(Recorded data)
□ □ □ □ □

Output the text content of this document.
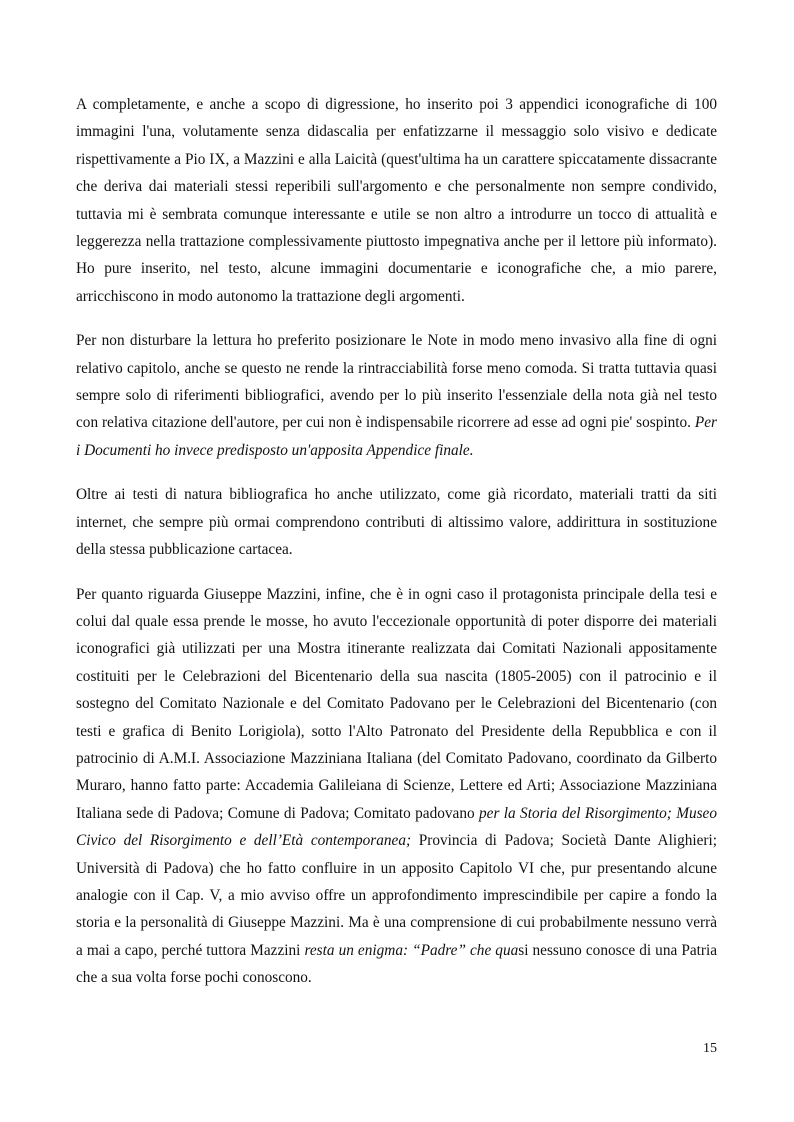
A completamente, e anche a scopo di digressione, ho inserito poi 3 appendici iconografiche di 100 immagini l'una, volutamente senza didascalia per enfatizzarne il messaggio solo visivo e dedicate rispettivamente a Pio IX, a Mazzini e alla Laicità (quest'ultima ha un carattere spiccatamente dissacrante che deriva dai materiali stessi reperibili sull'argomento e che personalmente non sempre condivido, tuttavia mi è sembrata comunque interessante e utile se non altro a introdurre un tocco di attualità e leggerezza nella trattazione complessivamente piuttosto impegnativa anche per il lettore più informato). Ho pure inserito, nel testo, alcune immagini documentarie e iconografiche che, a mio parere, arricchiscono in modo autonomo la trattazione degli argomenti.

Per non disturbare la lettura ho preferito posizionare le Note in modo meno invasivo alla fine di ogni relativo capitolo, anche se questo ne rende la rintracciabilità forse meno comoda. Si tratta tuttavia quasi sempre solo di riferimenti bibliografici, avendo per lo più inserito l'essenziale della nota già nel testo con relativa citazione dell'autore, per cui non è indispensabile ricorrere ad esse ad ogni pie' sospinto. Per i Documenti ho invece predisposto un'apposita Appendice finale.

Oltre ai testi di natura bibliografica ho anche utilizzato, come già ricordato, materiali tratti da siti internet, che sempre più ormai comprendono contributi di altissimo valore, addirittura in sostituzione della stessa pubblicazione cartacea.

Per quanto riguarda Giuseppe Mazzini, infine, che è in ogni caso il protagonista principale della tesi e colui dal quale essa prende le mosse, ho avuto l'eccezionale opportunità di poter disporre dei materiali iconografici già utilizzati per una Mostra itinerante realizzata dai Comitati Nazionali appositamente costituiti per le Celebrazioni del Bicentenario della sua nascita (1805-2005) con il patrocinio e il sostegno del Comitato Nazionale e del Comitato Padovano per le Celebrazioni del Bicentenario (con testi e grafica di Benito Lorigiola), sotto l'Alto Patronato del Presidente della Repubblica e con il patrocinio di A.M.I. Associazione Mazziniana Italiana (del Comitato Padovano, coordinato da Gilberto Muraro, hanno fatto parte: Accademia Galileiana di Scienze, Lettere ed Arti; Associazione Mazziniana Italiana sede di Padova; Comune di Padova; Comitato padovano per la Storia del Risorgimento; Museo Civico del Risorgimento e dell’Età contemporanea; Provincia di Padova; Società Dante Alighieri; Università di Padova) che ho fatto confluire in un apposito Capitolo VI che, pur presentando alcune analogie con il Cap. V, a mio avviso offre un approfondimento imprescindibile per capire a fondo la storia e la personalità di Giuseppe Mazzini. Ma è una comprensione di cui probabilmente nessuno verrà a mai a capo, perché tuttora Mazzini resta un enigma: “Padre” che quasi nessuno conosce di una Patria che a sua volta forse pochi conoscono.

15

□ □ □ □ □

- [YOUR TASK]
Without the pictures, reproduce every line of the records above exactly.

- [FINAL RESULT]
Output the text content of this document.
A completamente, e anche a scopo di digressione, ho inserito poi 3 appendici iconografiche di 100 immagini l'una, volutamente senza didascalia per enfatizzarne il messaggio solo visivo e dedicate rispettivamente a Pio IX, a Mazzini e alla Laicità (quest'ultima ha un carattere spiccatamente dissacrante che deriva dai materiali stessi reperibili sull'argomento e che personalmente non sempre condivido, tuttavia mi è sembrata comunque interessante e utile se non altro a introdurre un tocco di attualità e leggerezza nella trattazione complessivamente piuttosto impegnativa anche per il lettore più informato). Ho pure inserito, nel testo, alcune immagini documentarie e iconografiche che, a mio parere, arricchiscono in modo autonomo la trattazione degli argomenti.

Per non disturbare la lettura ho preferito posizionare le Note in modo meno invasivo alla fine di ogni relativo capitolo, anche se questo ne rende la rintracciabilità forse meno comoda. Si tratta tuttavia quasi sempre solo di riferimenti bibliografici, avendo per lo più inserito l'essenziale della nota già nel testo con relativa citazione dell'autore, per cui non è indispensabile ricorrere ad esse ad ogni pie' sospinto. Per i Documenti ho invece predisposto un'apposita Appendice finale.

Oltre ai testi di natura bibliografica ho anche utilizzato, come già ricordato, materiali tratti da siti internet, che sempre più ormai comprendono contributi di altissimo valore, addirittura in sostituzione della stessa pubblicazione cartacea.

Per quanto riguarda Giuseppe Mazzini, infine, che è in ogni caso il protagonista principale della tesi e colui dal quale essa prende le mosse, ho avuto l'eccezionale opportunità di poter disporre dei materiali iconografici già utilizzati per una Mostra itinerante realizzata dai Comitati Nazionali appositamente costituiti per le Celebrazioni del Bicentenario della sua nascita (1805-2005) con il patrocinio e il sostegno del Comitato Nazionale e del Comitato Padovano per le Celebrazioni del Bicentenario (con testi e grafica di Benito Lorigiola), sotto l'Alto Patronato del Presidente della Repubblica e con il patrocinio di A.M.I. Associazione Mazziniana Italiana (del Comitato Padovano, coordinato da Gilberto Muraro, hanno fatto parte: Accademia Galileiana di Scienze, Lettere ed Arti; Associazione Mazziniana Italiana sede di Padova; Comune di Padova; Comitato padovano per la Storia del Risorgimento; Museo Civico del Risorgimento e dell’Età contemporanea; Provincia di Padova; Società Dante Alighieri; Università di Padova) che ho fatto confluire in un apposito Capitolo VI che, pur presentando alcune analogie con il Cap. V, a mio avviso offre un approfondimento imprescindibile per capire a fondo la storia e la personalità di Giuseppe Mazzini. Ma è una comprensione di cui probabilmente nessuno verrà a mai a capo, perché tuttora Mazzini resta un enigma: “Padre” che quasi nessuno conosce di una Patria che a sua volta forse pochi conoscono.

15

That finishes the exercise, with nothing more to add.